Objective:
Leaving out the pictures, please retype each record exactly.

Exercise material:
******

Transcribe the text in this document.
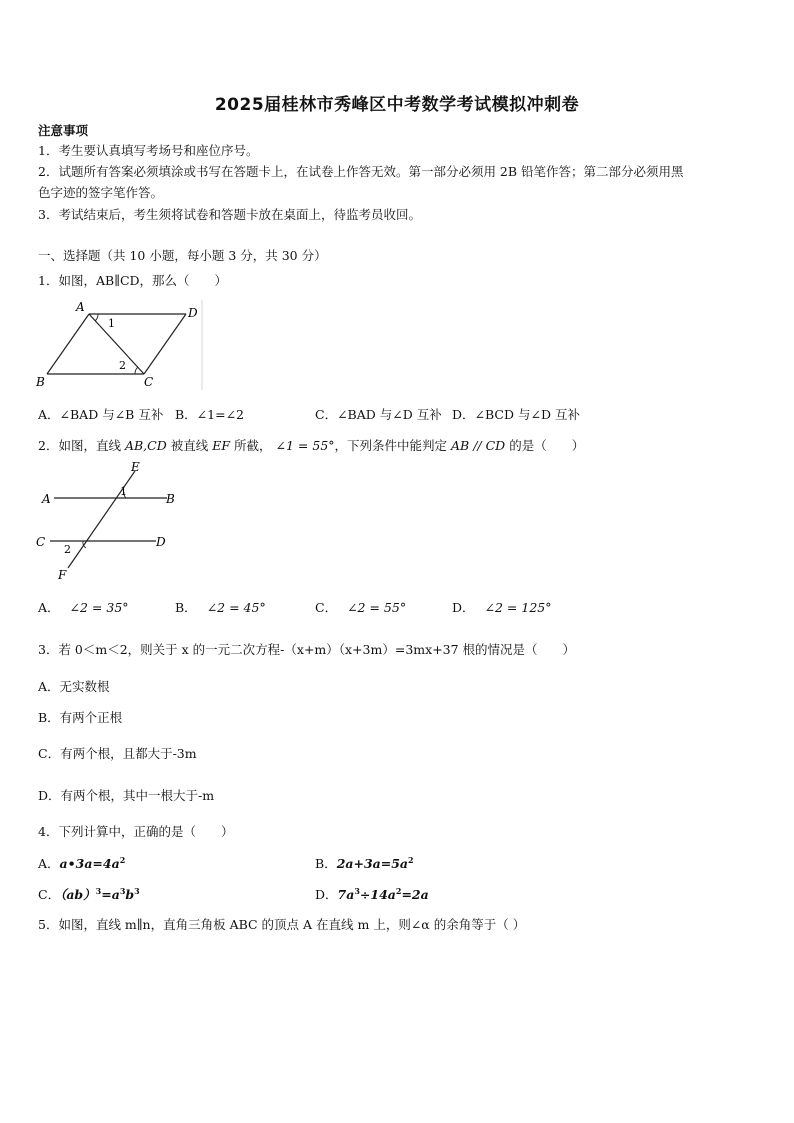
2025届桂林市秀峰区中考数学考试模拟冲刺卷
注意事项
1．考生要认真填写考场号和座位序号。
2．试题所有答案必须填涂或书写在答题卡上，在试卷上作答无效。第一部分必须用 2B 铅笔作答；第二部分必须用黑
色字迹的签字笔作答。
3．考试结束后，考生须将试卷和答题卡放在桌面上，待监考员收回。
一、选择题（共 10 小题，每小题 3 分，共 30 分）
1．如图，AB∥CD，那么（　　）
A	D
B	C
1
2
A．∠BAD 与∠B 互补 B．∠1=∠2	C．∠BAD 与∠D 互补 D．∠BCD 与∠D 互补
2．如图，直线 AB,CD 被直线 EF 所截， ∠1 = 55°，下列条件中能判定 AB // CD 的是（　　）
E
A	B
C	D
F
1
2
A． ∠2 = 35°	B． ∠2 = 45°	C． ∠2 = 55°	D． ∠2 = 125°
3．若 0＜m＜2，则关于 x 的一元二次方程-（x+m）（x+3m）=3mx+37 根的情况是（　　）
A．无实数根
B．有两个正根
C．有两个根，且都大于-3m
D．有两个根，其中一根大于-m
4．下列计算中，正确的是（　　）
A．$a•3a=4a^2$	B．$2a+3a=5a^2$
C．$(ab)^3=a^3b^3$	D．$7a^3\div 14a^2=2a$
5．如图，直线 m∥n，直角三角板 ABC 的顶点 A 在直线 m 上，则∠α 的余角等于（ ）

******

The answer:
Transcribe the text in this document.
2025届桂林市秀峰区中考数学考试模拟冲刺卷
注意事项
1．考生要认真填写考场号和座位序号。
2．试题所有答案必须填涂或书写在答题卡上，在试卷上作答无效。第一部分必须用 2B 铅笔作答；第二部分必须用黑
色字迹的签字笔作答。
3．考试结束后，考生须将试卷和答题卡放在桌面上，待监考员收回。
一、选择题（共 10 小题，每小题 3 分，共 30 分）
1．如图，AB∥CD，那么（　　）
A	D
B	C
1
2
A．∠BAD 与∠B 互补 B．∠1=∠2	C．∠BAD 与∠D 互补 D．∠BCD 与∠D 互补
2．如图，直线 AB,CD 被直线 EF 所截， ∠1 = 55°，下列条件中能判定 AB // CD 的是（　　）
E
A	B
C	D
F
1
2
A． ∠2 = 35°	B． ∠2 = 45°	C． ∠2 = 55°	D． ∠2 = 125°
3．若 0＜m＜2，则关于 x 的一元二次方程-（x+m）（x+3m）=3mx+37 根的情况是（　　）
A．无实数根
B．有两个正根
C．有两个根，且都大于-3m
D．有两个根，其中一根大于-m
4．下列计算中，正确的是（　　）
A．$a•3a=4a^2$	B．$2a+3a=5a^2$
C．$(ab)^3=a^3b^3$	D．$7a^3\div 14a^2=2a$
5．如图，直线 m∥n，直角三角板 ABC 的顶点 A 在直线 m 上，则∠α 的余角等于（ ）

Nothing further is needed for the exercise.